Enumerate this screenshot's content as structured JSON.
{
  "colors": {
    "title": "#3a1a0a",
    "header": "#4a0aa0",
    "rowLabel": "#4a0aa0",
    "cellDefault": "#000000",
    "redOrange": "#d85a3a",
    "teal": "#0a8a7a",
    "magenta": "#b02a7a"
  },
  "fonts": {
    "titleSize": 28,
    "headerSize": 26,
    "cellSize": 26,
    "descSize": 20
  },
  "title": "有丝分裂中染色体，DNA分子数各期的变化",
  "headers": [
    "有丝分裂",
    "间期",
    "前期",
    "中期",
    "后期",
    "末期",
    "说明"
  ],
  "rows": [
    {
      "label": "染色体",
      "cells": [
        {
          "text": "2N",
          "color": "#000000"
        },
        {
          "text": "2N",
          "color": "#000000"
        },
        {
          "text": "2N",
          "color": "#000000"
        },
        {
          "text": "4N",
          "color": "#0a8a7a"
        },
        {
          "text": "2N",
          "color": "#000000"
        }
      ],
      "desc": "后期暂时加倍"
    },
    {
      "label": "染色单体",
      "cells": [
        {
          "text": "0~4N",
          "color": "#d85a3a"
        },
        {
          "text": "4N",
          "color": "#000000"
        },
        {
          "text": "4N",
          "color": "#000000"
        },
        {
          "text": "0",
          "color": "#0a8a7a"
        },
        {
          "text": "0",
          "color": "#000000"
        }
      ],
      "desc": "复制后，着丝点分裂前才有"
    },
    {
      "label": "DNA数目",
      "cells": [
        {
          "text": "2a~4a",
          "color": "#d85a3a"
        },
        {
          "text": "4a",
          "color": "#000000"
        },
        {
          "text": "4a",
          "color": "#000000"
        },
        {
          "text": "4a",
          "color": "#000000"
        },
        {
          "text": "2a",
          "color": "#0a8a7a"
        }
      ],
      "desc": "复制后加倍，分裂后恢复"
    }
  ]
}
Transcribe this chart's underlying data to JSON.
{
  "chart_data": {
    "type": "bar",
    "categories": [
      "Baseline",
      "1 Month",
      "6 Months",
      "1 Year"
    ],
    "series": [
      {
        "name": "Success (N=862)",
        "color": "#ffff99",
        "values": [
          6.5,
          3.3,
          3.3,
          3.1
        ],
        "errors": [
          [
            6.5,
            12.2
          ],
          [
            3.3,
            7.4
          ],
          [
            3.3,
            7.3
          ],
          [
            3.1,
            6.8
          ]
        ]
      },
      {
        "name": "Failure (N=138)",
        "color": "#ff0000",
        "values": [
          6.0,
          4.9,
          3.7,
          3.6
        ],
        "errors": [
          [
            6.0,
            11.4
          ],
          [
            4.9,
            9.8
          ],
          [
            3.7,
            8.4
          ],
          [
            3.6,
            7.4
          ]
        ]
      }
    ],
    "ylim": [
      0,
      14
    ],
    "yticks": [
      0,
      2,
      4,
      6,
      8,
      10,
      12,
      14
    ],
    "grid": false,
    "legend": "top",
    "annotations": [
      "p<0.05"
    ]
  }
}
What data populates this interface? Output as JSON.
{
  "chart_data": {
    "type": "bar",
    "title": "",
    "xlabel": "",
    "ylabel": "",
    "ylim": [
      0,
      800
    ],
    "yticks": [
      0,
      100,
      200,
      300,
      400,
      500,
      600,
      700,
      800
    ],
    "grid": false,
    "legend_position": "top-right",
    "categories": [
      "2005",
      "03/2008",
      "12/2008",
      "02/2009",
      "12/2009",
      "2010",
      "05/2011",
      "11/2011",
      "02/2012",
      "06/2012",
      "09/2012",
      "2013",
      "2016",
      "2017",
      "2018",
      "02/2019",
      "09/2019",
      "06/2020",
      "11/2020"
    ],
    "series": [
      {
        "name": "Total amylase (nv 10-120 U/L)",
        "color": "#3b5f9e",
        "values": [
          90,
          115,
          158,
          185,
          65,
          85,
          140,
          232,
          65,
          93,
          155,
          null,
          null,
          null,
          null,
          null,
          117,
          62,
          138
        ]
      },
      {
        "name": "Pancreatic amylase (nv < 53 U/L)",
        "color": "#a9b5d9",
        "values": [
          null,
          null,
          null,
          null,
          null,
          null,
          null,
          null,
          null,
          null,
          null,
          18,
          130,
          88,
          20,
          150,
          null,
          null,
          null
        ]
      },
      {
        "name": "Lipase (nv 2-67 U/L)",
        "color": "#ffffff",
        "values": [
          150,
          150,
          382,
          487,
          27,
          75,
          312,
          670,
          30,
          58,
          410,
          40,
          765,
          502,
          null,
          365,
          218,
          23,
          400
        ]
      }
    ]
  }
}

+-------+

● REQUIREMENT: Quote all of the entries exactly as they appear.

● PROBLEM SOLUTION:
Enumerate this screenshot's content as structured JSON.
{
  "colors": {
    "title": "#3a1a0a",
    "header": "#4a0aa0",
    "rowLabel": "#4a0aa0",
    "cellDefault": "#000000",
    "redOrange": "#d85a3a",
    "teal": "#0a8a7a",
    "magenta": "#b02a7a"
  },
  "fonts": {
    "titleSize": 28,
    "headerSize": 26,
    "cellSize": 26,
    "descSize": 20
  },
  "title": "有丝分裂中染色体，DNA分子数各期的变化",
  "headers": [
    "有丝分裂",
    "间期",
    "前期",
    "中期",
    "后期",
    "末期",
    "说明"
  ],
  "rows": [
    {
      "label": "染色体",
      "cells": [
        {
          "text": "2N",
          "color": "#000000"
        },
        {
          "text": "2N",
          "color": "#000000"
        },
        {
          "text": "2N",
          "color": "#000000"
        },
        {
          "text": "4N",
          "color": "#0a8a7a"
        },
        {
          "text": "2N",
          "color": "#000000"
        }
      ],
      "desc": "后期暂时加倍"
    },
    {
      "label": "染色单体",
      "cells": [
        {
          "text": "0~4N",
          "color": "#d85a3a"
        },
        {
          "text": "4N",
          "color": "#000000"
        },
        {
          "text": "4N",
          "color": "#000000"
        },
        {
          "text": "0",
          "color": "#0a8a7a"
        },
        {
          "text": "0",
          "color": "#000000"
        }
      ],
      "desc": "复制后，着丝点分裂前才有"
    },
    {
      "label": "DNA数目",
      "cells": [
        {
          "text": "2a~4a",
          "color": "#d85a3a"
        },
        {
          "text": "4a",
          "color": "#000000"
        },
        {
          "text": "4a",
          "color": "#000000"
        },
        {
          "text": "4a",
          "color": "#000000"
        },
        {
          "text": "2a",
          "color": "#0a8a7a"
        }
      ],
      "desc": "复制后加倍，分裂后恢复"
    }
  ]
}
Transcribe this chart's underlying data to JSON.
{
  "chart_data": {
    "type": "bar",
    "categories": [
      "Baseline",
      "1 Month",
      "6 Months",
      "1 Year"
    ],
    "series": [
      {
        "name": "Success (N=862)",
        "color": "#ffff99",
        "values": [
          6.5,
          3.3,
          3.3,
          3.1
        ],
        "errors": [
          [
            6.5,
            12.2
          ],
          [
            3.3,
            7.4
          ],
          [
            3.3,
            7.3
          ],
          [
            3.1,
            6.8
          ]
        ]
      },
      {
        "name": "Failure (N=138)",
        "color": "#ff0000",
        "values": [
          6.0,
          4.9,
          3.7,
          3.6
        ],
        "errors": [
          [
            6.0,
            11.4
          ],
          [
            4.9,
            9.8
          ],
          [
            3.7,
            8.4
          ],
          [
            3.6,
            7.4
          ]
        ]
      }
    ],
    "ylim": [
      0,
      14
    ],
    "yticks": [
      0,
      2,
      4,
      6,
      8,
      10,
      12,
      14
    ],
    "grid": false,
    "legend": "top",
    "annotations": [
      "p<0.05"
    ]
  }
}
What data populates this interface? Output as JSON.
{
  "chart_data": {
    "type": "bar",
    "title": "",
    "xlabel": "",
    "ylabel": "",
    "ylim": [
      0,
      800
    ],
    "yticks": [
      0,
      100,
      200,
      300,
      400,
      500,
      600,
      700,
      800
    ],
    "grid": false,
    "legend_position": "top-right",
    "categories": [
      "2005",
      "03/2008",
      "12/2008",
      "02/2009",
      "12/2009",
      "2010",
      "05/2011",
      "11/2011",
      "02/2012",
      "06/2012",
      "09/2012",
      "2013",
      "2016",
      "2017",
      "2018",
      "02/2019",
      "09/2019",
      "06/2020",
      "11/2020"
    ],
    "series": [
      {
        "name": "Total amylase (nv 10-120 U/L)",
        "color": "#3b5f9e",
        "values": [
          90,
          115,
          158,
          185,
          65,
          85,
          140,
          232,
          65,
          93,
          155,
          null,
          null,
          null,
          null,
          null,
          117,
          62,
          138
        ]
      },
      {
        "name": "Pancreatic amylase (nv < 53 U/L)",
        "color": "#a9b5d9",
        "values": [
          null,
          null,
          null,
          null,
          null,
          null,
          null,
          null,
          null,
          null,
          null,
          18,
          130,
          88,
          20,
          150,
          null,
          null,
          null
        ]
      },
      {
        "name": "Lipase (nv 2-67 U/L)",
        "color": "#ffffff",
        "values": [
          150,
          150,
          382,
          487,
          27,
          75,
          312,
          670,
          30,
          58,
          410,
          40,
          765,
          502,
          null,
          365,
          218,
          23,
          400
        ]
      }
    ]
  }
}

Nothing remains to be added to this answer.